--- BEGIN EXTRACTED DATA ---

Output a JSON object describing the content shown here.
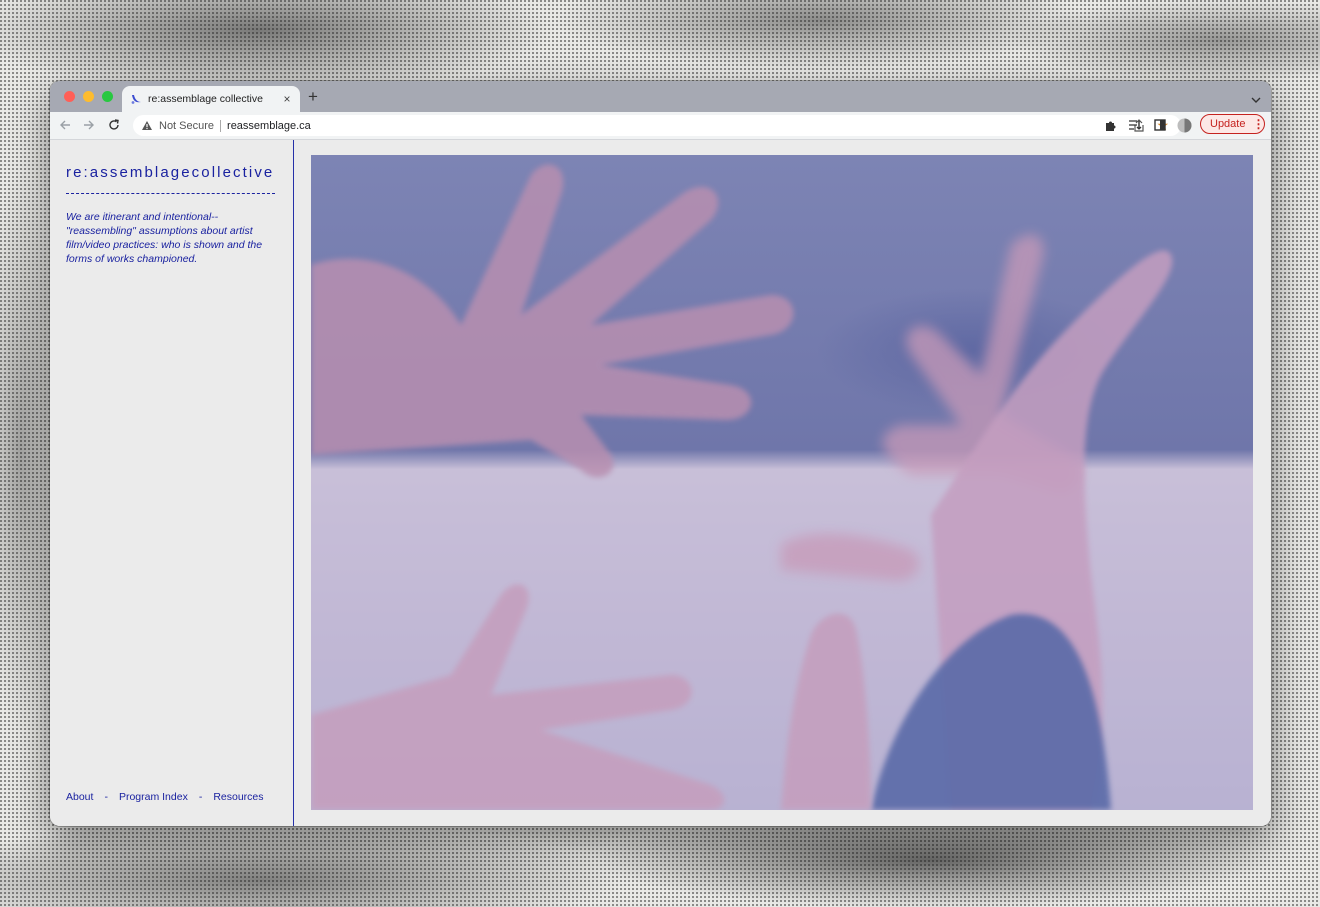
{
  "browser": {
    "tab_title": "re:assemblage collective",
    "tab_close": "×",
    "new_tab": "+",
    "security_label": "Not Secure",
    "url": "reassemblage.ca",
    "update_label": "Update",
    "update_menu": "⋮"
  },
  "site": {
    "logo": "re:assemblagecollective",
    "tagline": "We are itinerant and intentional-- \"reassembling\" assumptions about artist film/video practices: who is shown and the forms of works championed.",
    "nav": {
      "about": "About",
      "program_index": "Program Index",
      "resources": "Resources",
      "separator": "-"
    },
    "accent_color": "#1a22a0"
  },
  "colors": {
    "traffic_red": "#ff5f57",
    "traffic_yellow": "#febc2e",
    "traffic_green": "#28c840",
    "update_red": "#c5221f",
    "bookmark_star": "#d7892a"
  }
}
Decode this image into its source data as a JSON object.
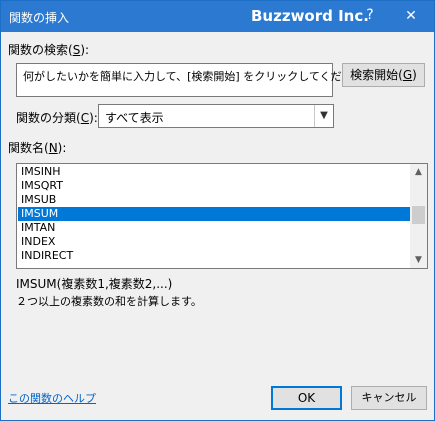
{
  "titlebar": {
    "title": "関数の挿入",
    "brand": "Buzzword Inc.",
    "help": "?",
    "close": "✕"
  },
  "search": {
    "label": "関数の検索(",
    "label_key": "S",
    "label_end": "):",
    "value": "何がしたいかを簡単に入力して、[検索開始] をクリックしてください。",
    "button_label": "検索開始(",
    "button_key": "G",
    "button_end": ")"
  },
  "category": {
    "label": "関数の分類(",
    "label_key": "C",
    "label_end": "):",
    "selected": "すべて表示",
    "arrow_icon": "chevron-down-icon"
  },
  "function_list": {
    "label": "関数名(",
    "label_key": "N",
    "label_end": "):",
    "items": [
      "IMSINH",
      "IMSQRT",
      "IMSUB",
      "IMSUM",
      "IMTAN",
      "INDEX",
      "INDIRECT"
    ],
    "selected_index": 3
  },
  "description": {
    "syntax": "IMSUM(複素数1,複素数2,...)",
    "text": "２つ以上の複素数の和を計算します。"
  },
  "footer": {
    "help_link": "この関数のヘルプ",
    "ok": "OK",
    "cancel": "キャンセル"
  },
  "colors": {
    "titlebar": "#2b79d0",
    "selection": "#0078d7",
    "link": "#0066cc"
  }
}
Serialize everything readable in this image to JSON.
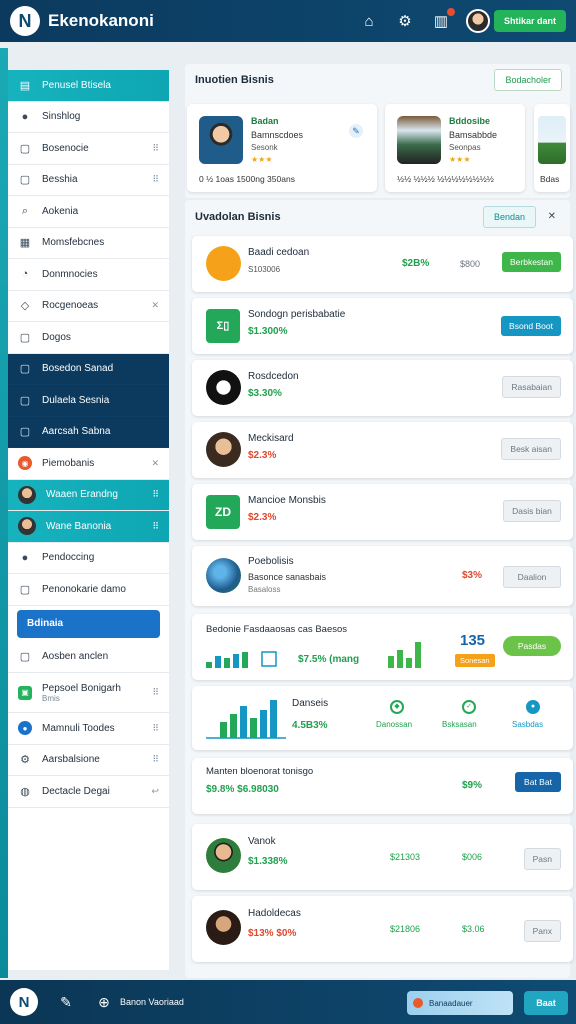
{
  "app": {
    "title": "Ekenokanoni",
    "logo_letter": "N"
  },
  "topbar": {
    "user_button": "Shtikar dant",
    "notification_color": "#e2502f"
  },
  "sidebar": {
    "items": [
      {
        "label": "Penusel Btisela",
        "icon": "book-icon",
        "style": "teal",
        "right": ""
      },
      {
        "label": "Sinshlog",
        "icon": "circle-icon",
        "style": "plain",
        "right": ""
      },
      {
        "label": "Bosenocie",
        "icon": "document-icon",
        "style": "plain",
        "right": "⠿"
      },
      {
        "label": "Besshia",
        "icon": "document-icon",
        "style": "plain",
        "right": "⠿"
      },
      {
        "label": "Aokenia",
        "icon": "search-icon",
        "style": "plain",
        "right": ""
      },
      {
        "label": "Momsfebcnes",
        "icon": "calendar-icon",
        "style": "plain",
        "right": ""
      },
      {
        "label": "Donmnocies",
        "icon": "speech-icon",
        "style": "plain",
        "right": ""
      },
      {
        "label": "Rocgenoeas",
        "icon": "tag-icon",
        "style": "plain",
        "right": "✕"
      },
      {
        "label": "Dogos",
        "icon": "document-icon",
        "style": "plain",
        "right": ""
      },
      {
        "label": "Bosedon Sanad",
        "icon": "document-icon",
        "style": "navy",
        "right": ""
      },
      {
        "label": "Dulaela Sesnia",
        "icon": "document-icon",
        "style": "navy",
        "right": ""
      },
      {
        "label": "Aarcsah Sabna",
        "icon": "document-icon",
        "style": "navy",
        "right": ""
      },
      {
        "label": "Piemobanis",
        "icon": "orange-badge-icon",
        "style": "plain",
        "right": "✕"
      },
      {
        "label": "Waaen Erandng",
        "icon": "avatar-icon",
        "style": "teal",
        "right": "⠿"
      },
      {
        "label": "Wane Banonia",
        "icon": "avatar-icon",
        "style": "teal",
        "right": "⠿"
      },
      {
        "label": "Pendoccing",
        "icon": "circle-icon",
        "style": "plain",
        "right": ""
      },
      {
        "label": "Penonokarie damo",
        "icon": "document-icon",
        "style": "plain",
        "right": ""
      },
      {
        "label": "Bdinaia",
        "icon": "",
        "style": "button",
        "right": ""
      },
      {
        "label": "Aosben anclen",
        "icon": "document-icon",
        "style": "plain",
        "right": ""
      },
      {
        "label": "Pepsoel Bonigarh",
        "sub": "Bmis",
        "icon": "green-badge-icon",
        "style": "plain",
        "right": "⠿"
      },
      {
        "label": "Mamnuli Toodes",
        "icon": "blue-badge-icon",
        "style": "plain",
        "right": "⠿"
      },
      {
        "label": "Aarsbalsione",
        "icon": "gear-icon",
        "style": "plain",
        "right": "⠿"
      },
      {
        "label": "Dectacle Degai",
        "icon": "globe-icon",
        "style": "plain",
        "right": "↩"
      }
    ]
  },
  "featured": {
    "title": "Inuotien Bisnis",
    "action": "Bodacholer",
    "cards": [
      {
        "name": "Badan",
        "sub": "Bamnscdoes",
        "sub2": "Sesonk",
        "stars": "★★★",
        "foot": "0 ½ 1oas   1500ng 350ans"
      },
      {
        "name": "Bddosibe",
        "sub": "Bamsabbde",
        "sub2": "Seonpas",
        "stars": "★★★",
        "foot": "½½ ½½½   ½½½½½½½½"
      },
      {
        "name": "",
        "sub": "",
        "sub2": "",
        "stars": "",
        "foot": "Bdas"
      }
    ]
  },
  "list_section": {
    "title": "Uvadolan Bisnis",
    "action": "Bendan",
    "close": "✕",
    "rows": [
      {
        "name": "Baadi cedoan",
        "sub": "S103006",
        "value": "$2B%",
        "value2": "$800",
        "button": "Berbkestan",
        "button_style": "green"
      },
      {
        "name": "Sondogn perisbabatie",
        "value": "$1.300%",
        "value2": "",
        "button": "Bsond Boot",
        "button_style": "teal"
      },
      {
        "name": "Rosdcedon",
        "value": "$3.30%",
        "value2": "",
        "button": "Rasabaian",
        "button_style": "grey"
      },
      {
        "name": "Meckisard",
        "value": "$2.3%",
        "value2": "",
        "button": "Besk aisan",
        "button_style": "grey"
      },
      {
        "name": "Mancioe Monsbis",
        "value": "$2.3%",
        "value2": "",
        "button": "Dasis bian",
        "button_style": "grey"
      },
      {
        "name": "Poebolisis",
        "sub": "Basonce sanasbais",
        "sub2": "Basaloss",
        "value": "$3%",
        "value2": "",
        "button": "Daalion",
        "button_style": "grey"
      }
    ],
    "stats_card": {
      "title": "Bedonie Fasdaaosas cas Baesos",
      "value": "$7.5% (mang",
      "big_number": "135",
      "big_label": "Sonesan",
      "button": "Pasdas"
    },
    "chart_card": {
      "title": "Danseis",
      "value": "4.5B3%",
      "icons": [
        "Danossan",
        "Bsksasan",
        "Sasbdas"
      ]
    },
    "summary_card": {
      "title": "Manten bloenorat tonisgo",
      "value": "$9.8% $6.98030",
      "value2": "$9%",
      "button": "Bat Bat"
    },
    "people": [
      {
        "name": "Vanok",
        "value": "$1.338%",
        "value2": "$21303",
        "value3": "$006",
        "button": "Pasn"
      },
      {
        "name": "Hadoldecas",
        "value": "$13% $0%",
        "value2": "$21806",
        "value3": "$3.06",
        "button": "Panx"
      }
    ]
  },
  "bottombar": {
    "label": "Banon Vaoriaad",
    "field": "Banaadauer",
    "button": "Baat"
  }
}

--- END EXTRACTED DATA ---

WHAT YOU WILL DO>
Every entry must be transcribed exactly. Pictures do not belong in the copy.

COMPLETE ANSWER>
Output a JSON object describing the content shown here.
{
  "browser": {
    "tab_title": "re:assemblage collective",
    "tab_close": "×",
    "new_tab": "+",
    "security_label": "Not Secure",
    "url": "reassemblage.ca",
    "update_label": "Update",
    "update_menu": "⋮"
  },
  "site": {
    "logo": "re:assemblagecollective",
    "tagline": "We are itinerant and intentional-- \"reassembling\" assumptions about artist film/video practices: who is shown and the forms of works championed.",
    "nav": {
      "about": "About",
      "program_index": "Program Index",
      "resources": "Resources",
      "separator": "-"
    },
    "accent_color": "#1a22a0"
  },
  "colors": {
    "traffic_red": "#ff5f57",
    "traffic_yellow": "#febc2e",
    "traffic_green": "#28c840",
    "update_red": "#c5221f",
    "bookmark_star": "#d7892a"
  }
}
Decode this image into its source data as a JSON object.
{
  "titlebar": {
    "title": "関数の挿入",
    "brand": "Buzzword Inc.",
    "help": "?",
    "close": "✕"
  },
  "search": {
    "label": "関数の検索(",
    "label_key": "S",
    "label_end": "):",
    "value": "何がしたいかを簡単に入力して、[検索開始] をクリックしてください。",
    "button_label": "検索開始(",
    "button_key": "G",
    "button_end": ")"
  },
  "category": {
    "label": "関数の分類(",
    "label_key": "C",
    "label_end": "):",
    "selected": "すべて表示",
    "arrow_icon": "chevron-down-icon"
  },
  "function_list": {
    "label": "関数名(",
    "label_key": "N",
    "label_end": "):",
    "items": [
      "IMSINH",
      "IMSQRT",
      "IMSUB",
      "IMSUM",
      "IMTAN",
      "INDEX",
      "INDIRECT"
    ],
    "selected_index": 3
  },
  "description": {
    "syntax": "IMSUM(複素数1,複素数2,...)",
    "text": "２つ以上の複素数の和を計算します。"
  },
  "footer": {
    "help_link": "この関数のヘルプ",
    "ok": "OK",
    "cancel": "キャンセル"
  },
  "colors": {
    "titlebar": "#2b79d0",
    "selection": "#0078d7",
    "link": "#0066cc"
  }
}
Serialize everything readable in this image to JSON.
{
  "app": {
    "title": "Ekenokanoni",
    "logo_letter": "N"
  },
  "topbar": {
    "user_button": "Shtikar dant",
    "notification_color": "#e2502f"
  },
  "sidebar": {
    "items": [
      {
        "label": "Penusel Btisela",
        "icon": "book-icon",
        "style": "teal",
        "right": ""
      },
      {
        "label": "Sinshlog",
        "icon": "circle-icon",
        "style": "plain",
        "right": ""
      },
      {
        "label": "Bosenocie",
        "icon": "document-icon",
        "style": "plain",
        "right": "⠿"
      },
      {
        "label": "Besshia",
        "icon": "document-icon",
        "style": "plain",
        "right": "⠿"
      },
      {
        "label": "Aokenia",
        "icon": "search-icon",
        "style": "plain",
        "right": ""
      },
      {
        "label": "Momsfebcnes",
        "icon": "calendar-icon",
        "style": "plain",
        "right": ""
      },
      {
        "label": "Donmnocies",
        "icon": "speech-icon",
        "style": "plain",
        "right": ""
      },
      {
        "label": "Rocgenoeas",
        "icon": "tag-icon",
        "style": "plain",
        "right": "✕"
      },
      {
        "label": "Dogos",
        "icon": "document-icon",
        "style": "plain",
        "right": ""
      },
      {
        "label": "Bosedon Sanad",
        "icon": "document-icon",
        "style": "navy",
        "right": ""
      },
      {
        "label": "Dulaela Sesnia",
        "icon": "document-icon",
        "style": "navy",
        "right": ""
      },
      {
        "label": "Aarcsah Sabna",
        "icon": "document-icon",
        "style": "navy",
        "right": ""
      },
      {
        "label": "Piemobanis",
        "icon": "orange-badge-icon",
        "style": "plain",
        "right": "✕"
      },
      {
        "label": "Waaen Erandng",
        "icon": "avatar-icon",
        "style": "teal",
        "right": "⠿"
      },
      {
        "label": "Wane Banonia",
        "icon": "avatar-icon",
        "style": "teal",
        "right": "⠿"
      },
      {
        "label": "Pendoccing",
        "icon": "circle-icon",
        "style": "plain",
        "right": ""
      },
      {
        "label": "Penonokarie damo",
        "icon": "document-icon",
        "style": "plain",
        "right": ""
      },
      {
        "label": "Bdinaia",
        "icon": "",
        "style": "button",
        "right": ""
      },
      {
        "label": "Aosben anclen",
        "icon": "document-icon",
        "style": "plain",
        "right": ""
      },
      {
        "label": "Pepsoel Bonigarh",
        "sub": "Bmis",
        "icon": "green-badge-icon",
        "style": "plain",
        "right": "⠿"
      },
      {
        "label": "Mamnuli Toodes",
        "icon": "blue-badge-icon",
        "style": "plain",
        "right": "⠿"
      },
      {
        "label": "Aarsbalsione",
        "icon": "gear-icon",
        "style": "plain",
        "right": "⠿"
      },
      {
        "label": "Dectacle Degai",
        "icon": "globe-icon",
        "style": "plain",
        "right": "↩"
      }
    ]
  },
  "featured": {
    "title": "Inuotien Bisnis",
    "action": "Bodacholer",
    "cards": [
      {
        "name": "Badan",
        "sub": "Bamnscdoes",
        "sub2": "Sesonk",
        "stars": "★★★",
        "foot": "0 ½ 1oas   1500ng 350ans"
      },
      {
        "name": "Bddosibe",
        "sub": "Bamsabbde",
        "sub2": "Seonpas",
        "stars": "★★★",
        "foot": "½½ ½½½   ½½½½½½½½"
      },
      {
        "name": "",
        "sub": "",
        "sub2": "",
        "stars": "",
        "foot": "Bdas"
      }
    ]
  },
  "list_section": {
    "title": "Uvadolan Bisnis",
    "action": "Bendan",
    "close": "✕",
    "rows": [
      {
        "name": "Baadi cedoan",
        "sub": "S103006",
        "value": "$2B%",
        "value2": "$800",
        "button": "Berbkestan",
        "button_style": "green"
      },
      {
        "name": "Sondogn perisbabatie",
        "value": "$1.300%",
        "value2": "",
        "button": "Bsond Boot",
        "button_style": "teal"
      },
      {
        "name": "Rosdcedon",
        "value": "$3.30%",
        "value2": "",
        "button": "Rasabaian",
        "button_style": "grey"
      },
      {
        "name": "Meckisard",
        "value": "$2.3%",
        "value2": "",
        "button": "Besk aisan",
        "button_style": "grey"
      },
      {
        "name": "Mancioe Monsbis",
        "value": "$2.3%",
        "value2": "",
        "button": "Dasis bian",
        "button_style": "grey"
      },
      {
        "name": "Poebolisis",
        "sub": "Basonce sanasbais",
        "sub2": "Basaloss",
        "value": "$3%",
        "value2": "",
        "button": "Daalion",
        "button_style": "grey"
      }
    ],
    "stats_card": {
      "title": "Bedonie Fasdaaosas cas Baesos",
      "value": "$7.5% (mang",
      "big_number": "135",
      "big_label": "Sonesan",
      "button": "Pasdas"
    },
    "chart_card": {
      "title": "Danseis",
      "value": "4.5B3%",
      "icons": [
        "Danossan",
        "Bsksasan",
        "Sasbdas"
      ]
    },
    "summary_card": {
      "title": "Manten bloenorat tonisgo",
      "value": "$9.8% $6.98030",
      "value2": "$9%",
      "button": "Bat Bat"
    },
    "people": [
      {
        "name": "Vanok",
        "value": "$1.338%",
        "value2": "$21303",
        "value3": "$006",
        "button": "Pasn"
      },
      {
        "name": "Hadoldecas",
        "value": "$13% $0%",
        "value2": "$21806",
        "value3": "$3.06",
        "button": "Panx"
      }
    ]
  },
  "bottombar": {
    "label": "Banon Vaoriaad",
    "field": "Banaadauer",
    "button": "Baat"
  }
}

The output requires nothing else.